Dataset items
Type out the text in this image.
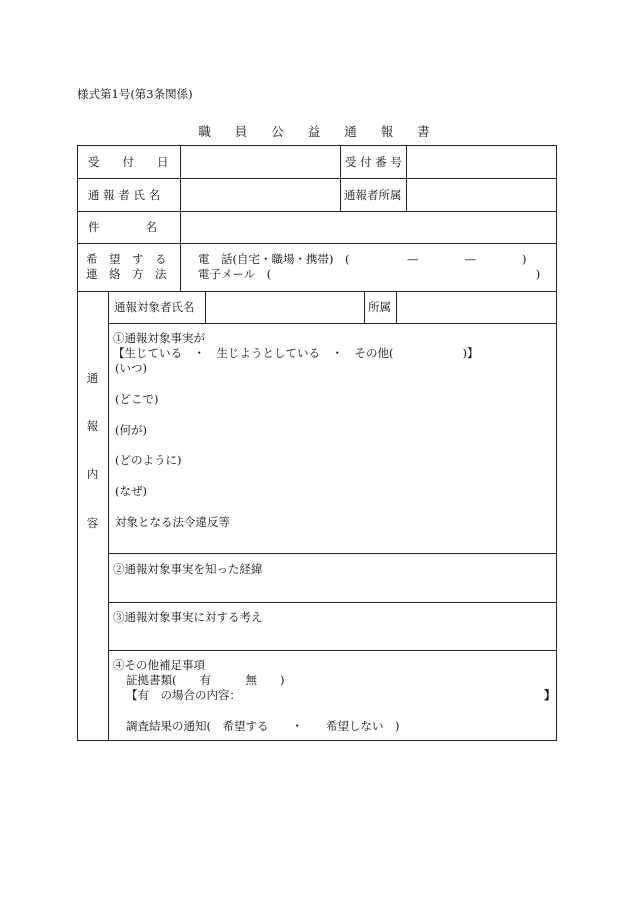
様式第1号(第3条関係)
職 員 公 益 通 報 書
受　　付　　日	受 付 番 号
通 報 者 氏 名	通報者所属
件　　　　名
希　望　す　る
連　絡　方　法
電　話(自宅・職場・携帯)　(　　　　　—　　　　—　　　　)
電子メール　(　　　　　　　　　　　　　　　　　　　　　　　)
通
報
内
容
通報対象者氏名	所属
①通報対象事実が
【生じている　・　生じようとしている　・　その他(　　　　　　)】
(いつ)
(どこで)
(何が)
(どのように)
(なぜ)
対象となる法令違反等
②通報対象事実を知った経緯
③通報対象事実に対する考え
④その他補足事項
証拠書類(　　有　　　無　　)
【有　の場合の内容：	】
調査結果の通知(　希望する　　・　　希望しない　)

Task instructions: Leave out the pictures and give the rest of the records again exactly.

In response:
Type out the text in this image.
様式第1号(第3条関係)
職 員 公 益 通 報 書
受　　付　　日	受 付 番 号
通 報 者 氏 名	通報者所属
件　　　　名
希　望　す　る
連　絡　方　法
電　話(自宅・職場・携帯)　(　　　　　—　　　　—　　　　)
電子メール　(　　　　　　　　　　　　　　　　　　　　　　　)
通
報
内
容
通報対象者氏名	所属
①通報対象事実が
【生じている　・　生じようとしている　・　その他(　　　　　　)】
(いつ)
(どこで)
(何が)
(どのように)
(なぜ)
対象となる法令違反等
②通報対象事実を知った経緯
③通報対象事実に対する考え
④その他補足事項
証拠書類(　　有　　　無　　)
【有　の場合の内容：	】
調査結果の通知(　希望する　　・　　希望しない　)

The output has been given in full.